■ RECORDS TO USE:

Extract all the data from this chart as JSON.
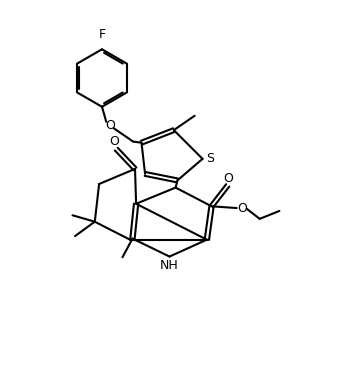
{
  "bg_color": "#ffffff",
  "lw": 1.5,
  "fs": 9,
  "figsize": [
    3.62,
    3.68
  ],
  "dpi": 100,
  "xlim": [
    0,
    10
  ],
  "ylim": [
    0,
    10
  ]
}
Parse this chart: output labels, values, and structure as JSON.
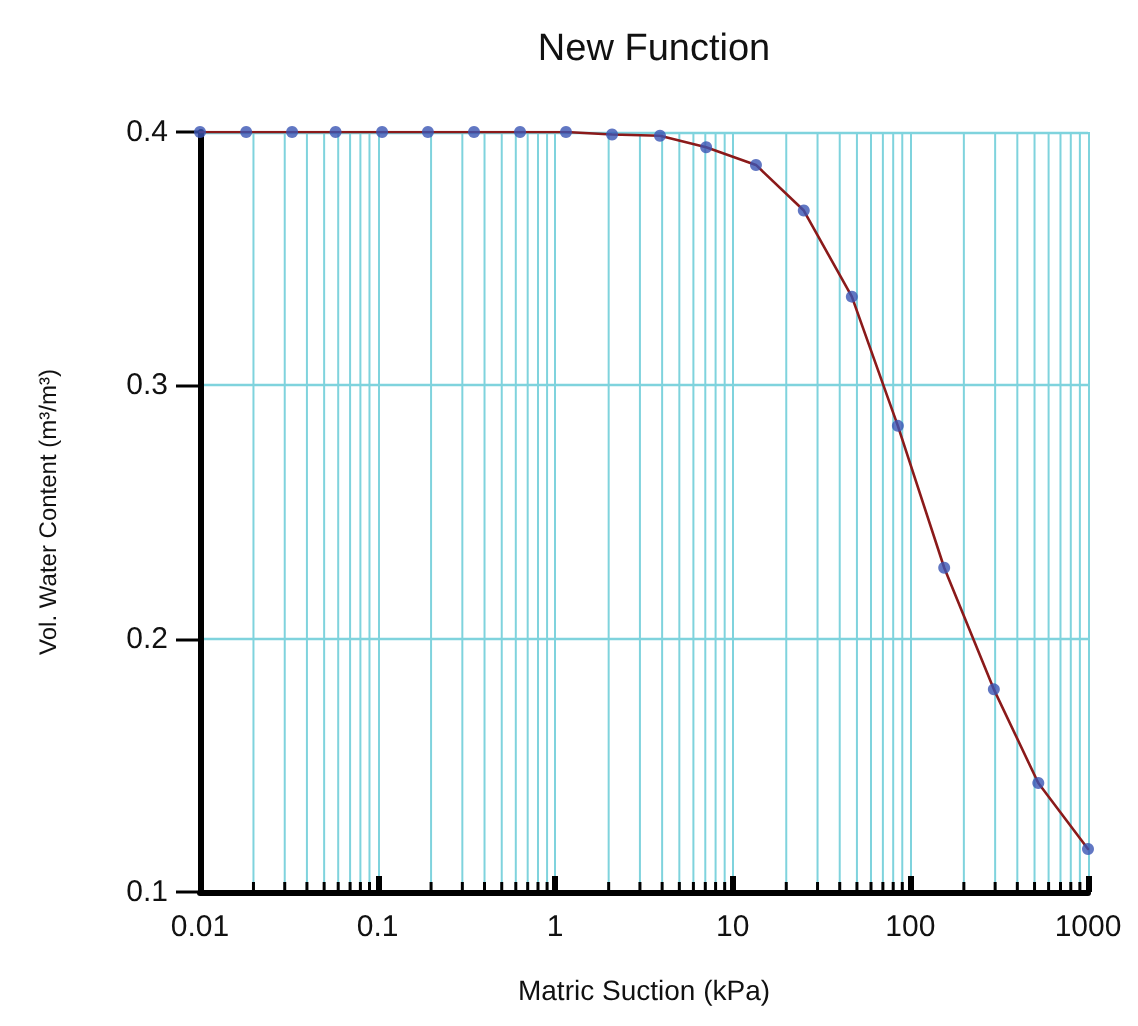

■ STATED PROBLEM: Nothing in the entries should change as you copy them, except that the pictures are left out.

■ COMPLETED EXERCISE:
Extract all the data from this chart as JSON.
{
  "bg_color": "#ffffff",
  "lw": 1.5,
  "fs": 9,
  "figsize": [
    3.62,
    3.68
  ],
  "dpi": 100,
  "xlim": [
    0,
    10
  ],
  "ylim": [
    0,
    10
  ]
}
Parse this chart: output labels, values, and structure as JSON.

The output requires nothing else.